Transcribe all the records with complete accuracy.

··· Extracted material ···

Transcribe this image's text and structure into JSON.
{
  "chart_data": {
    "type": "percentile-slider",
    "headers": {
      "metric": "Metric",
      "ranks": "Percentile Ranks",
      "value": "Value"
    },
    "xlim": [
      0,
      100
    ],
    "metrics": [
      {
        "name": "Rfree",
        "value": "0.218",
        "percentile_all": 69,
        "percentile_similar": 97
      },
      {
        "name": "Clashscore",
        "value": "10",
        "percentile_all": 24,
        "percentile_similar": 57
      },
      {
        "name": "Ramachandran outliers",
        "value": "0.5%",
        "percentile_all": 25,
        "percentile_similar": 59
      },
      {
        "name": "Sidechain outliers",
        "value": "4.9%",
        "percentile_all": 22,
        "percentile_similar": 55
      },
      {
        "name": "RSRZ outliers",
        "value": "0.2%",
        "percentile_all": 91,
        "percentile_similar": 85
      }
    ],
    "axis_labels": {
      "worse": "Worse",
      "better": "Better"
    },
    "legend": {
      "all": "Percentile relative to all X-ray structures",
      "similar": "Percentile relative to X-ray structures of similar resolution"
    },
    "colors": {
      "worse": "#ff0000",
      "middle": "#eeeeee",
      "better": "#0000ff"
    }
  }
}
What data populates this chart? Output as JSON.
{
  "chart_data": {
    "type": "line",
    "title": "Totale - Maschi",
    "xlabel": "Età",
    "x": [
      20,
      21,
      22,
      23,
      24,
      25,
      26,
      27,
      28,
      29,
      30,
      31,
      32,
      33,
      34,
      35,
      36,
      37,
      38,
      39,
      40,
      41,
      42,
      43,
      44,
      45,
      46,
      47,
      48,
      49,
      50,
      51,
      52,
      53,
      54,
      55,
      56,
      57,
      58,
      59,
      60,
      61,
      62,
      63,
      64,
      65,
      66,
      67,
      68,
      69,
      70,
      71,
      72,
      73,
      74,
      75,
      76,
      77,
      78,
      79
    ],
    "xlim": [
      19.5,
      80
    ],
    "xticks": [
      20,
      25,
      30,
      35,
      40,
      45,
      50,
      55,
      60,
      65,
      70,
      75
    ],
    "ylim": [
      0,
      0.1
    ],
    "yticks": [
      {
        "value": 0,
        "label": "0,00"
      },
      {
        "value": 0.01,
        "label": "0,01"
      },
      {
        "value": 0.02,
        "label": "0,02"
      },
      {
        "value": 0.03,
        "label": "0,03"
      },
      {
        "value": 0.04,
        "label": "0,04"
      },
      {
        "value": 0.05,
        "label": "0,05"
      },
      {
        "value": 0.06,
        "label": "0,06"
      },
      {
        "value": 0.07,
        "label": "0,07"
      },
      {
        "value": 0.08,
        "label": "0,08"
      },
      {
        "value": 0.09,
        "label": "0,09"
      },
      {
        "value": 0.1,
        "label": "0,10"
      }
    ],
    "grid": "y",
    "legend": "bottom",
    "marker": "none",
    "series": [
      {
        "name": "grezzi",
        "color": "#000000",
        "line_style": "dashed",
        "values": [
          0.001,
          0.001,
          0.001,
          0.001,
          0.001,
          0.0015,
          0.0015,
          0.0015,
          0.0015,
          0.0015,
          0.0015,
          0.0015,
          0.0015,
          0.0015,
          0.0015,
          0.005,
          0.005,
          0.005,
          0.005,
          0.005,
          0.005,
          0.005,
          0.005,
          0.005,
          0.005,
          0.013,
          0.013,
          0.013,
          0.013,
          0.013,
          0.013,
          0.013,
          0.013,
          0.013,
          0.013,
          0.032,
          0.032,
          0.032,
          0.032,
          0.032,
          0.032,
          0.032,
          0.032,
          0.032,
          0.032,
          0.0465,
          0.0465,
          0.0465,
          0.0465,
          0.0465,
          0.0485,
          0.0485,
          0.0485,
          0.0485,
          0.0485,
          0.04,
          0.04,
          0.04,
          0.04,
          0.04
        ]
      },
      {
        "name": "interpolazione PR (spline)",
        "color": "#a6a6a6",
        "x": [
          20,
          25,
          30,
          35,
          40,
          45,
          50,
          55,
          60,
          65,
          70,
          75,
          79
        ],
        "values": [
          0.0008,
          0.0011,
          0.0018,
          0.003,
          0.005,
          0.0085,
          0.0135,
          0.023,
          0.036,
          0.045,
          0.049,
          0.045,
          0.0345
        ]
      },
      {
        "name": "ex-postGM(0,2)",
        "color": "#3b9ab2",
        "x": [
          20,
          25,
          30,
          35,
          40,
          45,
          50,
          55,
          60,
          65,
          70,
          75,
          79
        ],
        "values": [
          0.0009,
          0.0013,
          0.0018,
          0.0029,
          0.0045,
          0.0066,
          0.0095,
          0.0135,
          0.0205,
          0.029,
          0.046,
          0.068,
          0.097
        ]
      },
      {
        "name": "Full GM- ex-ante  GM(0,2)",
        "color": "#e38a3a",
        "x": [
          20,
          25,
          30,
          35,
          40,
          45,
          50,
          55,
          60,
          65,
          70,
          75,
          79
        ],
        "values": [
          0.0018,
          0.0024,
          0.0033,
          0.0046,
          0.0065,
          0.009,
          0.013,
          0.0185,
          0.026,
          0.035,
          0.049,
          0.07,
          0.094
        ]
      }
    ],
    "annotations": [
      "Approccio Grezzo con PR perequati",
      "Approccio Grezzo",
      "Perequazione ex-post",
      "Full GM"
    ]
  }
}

···

*Full response*:
Transcribe this image's text and structure into JSON.
{
  "chart_data": {
    "type": "percentile-slider",
    "headers": {
      "metric": "Metric",
      "ranks": "Percentile Ranks",
      "value": "Value"
    },
    "xlim": [
      0,
      100
    ],
    "metrics": [
      {
        "name": "Rfree",
        "value": "0.218",
        "percentile_all": 69,
        "percentile_similar": 97
      },
      {
        "name": "Clashscore",
        "value": "10",
        "percentile_all": 24,
        "percentile_similar": 57
      },
      {
        "name": "Ramachandran outliers",
        "value": "0.5%",
        "percentile_all": 25,
        "percentile_similar": 59
      },
      {
        "name": "Sidechain outliers",
        "value": "4.9%",
        "percentile_all": 22,
        "percentile_similar": 55
      },
      {
        "name": "RSRZ outliers",
        "value": "0.2%",
        "percentile_all": 91,
        "percentile_similar": 85
      }
    ],
    "axis_labels": {
      "worse": "Worse",
      "better": "Better"
    },
    "legend": {
      "all": "Percentile relative to all X-ray structures",
      "similar": "Percentile relative to X-ray structures of similar resolution"
    },
    "colors": {
      "worse": "#ff0000",
      "middle": "#eeeeee",
      "better": "#0000ff"
    }
  }
}
What data populates this chart? Output as JSON.
{
  "chart_data": {
    "type": "line",
    "title": "Totale - Maschi",
    "xlabel": "Età",
    "x": [
      20,
      21,
      22,
      23,
      24,
      25,
      26,
      27,
      28,
      29,
      30,
      31,
      32,
      33,
      34,
      35,
      36,
      37,
      38,
      39,
      40,
      41,
      42,
      43,
      44,
      45,
      46,
      47,
      48,
      49,
      50,
      51,
      52,
      53,
      54,
      55,
      56,
      57,
      58,
      59,
      60,
      61,
      62,
      63,
      64,
      65,
      66,
      67,
      68,
      69,
      70,
      71,
      72,
      73,
      74,
      75,
      76,
      77,
      78,
      79
    ],
    "xlim": [
      19.5,
      80
    ],
    "xticks": [
      20,
      25,
      30,
      35,
      40,
      45,
      50,
      55,
      60,
      65,
      70,
      75
    ],
    "ylim": [
      0,
      0.1
    ],
    "yticks": [
      {
        "value": 0,
        "label": "0,00"
      },
      {
        "value": 0.01,
        "label": "0,01"
      },
      {
        "value": 0.02,
        "label": "0,02"
      },
      {
        "value": 0.03,
        "label": "0,03"
      },
      {
        "value": 0.04,
        "label": "0,04"
      },
      {
        "value": 0.05,
        "label": "0,05"
      },
      {
        "value": 0.06,
        "label": "0,06"
      },
      {
        "value": 0.07,
        "label": "0,07"
      },
      {
        "value": 0.08,
        "label": "0,08"
      },
      {
        "value": 0.09,
        "label": "0,09"
      },
      {
        "value": 0.1,
        "label": "0,10"
      }
    ],
    "grid": "y",
    "legend": "bottom",
    "marker": "none",
    "series": [
      {
        "name": "grezzi",
        "color": "#000000",
        "line_style": "dashed",
        "values": [
          0.001,
          0.001,
          0.001,
          0.001,
          0.001,
          0.0015,
          0.0015,
          0.0015,
          0.0015,
          0.0015,
          0.0015,
          0.0015,
          0.0015,
          0.0015,
          0.0015,
          0.005,
          0.005,
          0.005,
          0.005,
          0.005,
          0.005,
          0.005,
          0.005,
          0.005,
          0.005,
          0.013,
          0.013,
          0.013,
          0.013,
          0.013,
          0.013,
          0.013,
          0.013,
          0.013,
          0.013,
          0.032,
          0.032,
          0.032,
          0.032,
          0.032,
          0.032,
          0.032,
          0.032,
          0.032,
          0.032,
          0.0465,
          0.0465,
          0.0465,
          0.0465,
          0.0465,
          0.0485,
          0.0485,
          0.0485,
          0.0485,
          0.0485,
          0.04,
          0.04,
          0.04,
          0.04,
          0.04
        ]
      },
      {
        "name": "interpolazione PR (spline)",
        "color": "#a6a6a6",
        "x": [
          20,
          25,
          30,
          35,
          40,
          45,
          50,
          55,
          60,
          65,
          70,
          75,
          79
        ],
        "values": [
          0.0008,
          0.0011,
          0.0018,
          0.003,
          0.005,
          0.0085,
          0.0135,
          0.023,
          0.036,
          0.045,
          0.049,
          0.045,
          0.0345
        ]
      },
      {
        "name": "ex-postGM(0,2)",
        "color": "#3b9ab2",
        "x": [
          20,
          25,
          30,
          35,
          40,
          45,
          50,
          55,
          60,
          65,
          70,
          75,
          79
        ],
        "values": [
          0.0009,
          0.0013,
          0.0018,
          0.0029,
          0.0045,
          0.0066,
          0.0095,
          0.0135,
          0.0205,
          0.029,
          0.046,
          0.068,
          0.097
        ]
      },
      {
        "name": "Full GM- ex-ante  GM(0,2)",
        "color": "#e38a3a",
        "x": [
          20,
          25,
          30,
          35,
          40,
          45,
          50,
          55,
          60,
          65,
          70,
          75,
          79
        ],
        "values": [
          0.0018,
          0.0024,
          0.0033,
          0.0046,
          0.0065,
          0.009,
          0.013,
          0.0185,
          0.026,
          0.035,
          0.049,
          0.07,
          0.094
        ]
      }
    ],
    "annotations": [
      "Approccio Grezzo con PR perequati",
      "Approccio Grezzo",
      "Perequazione ex-post",
      "Full GM"
    ]
  }
}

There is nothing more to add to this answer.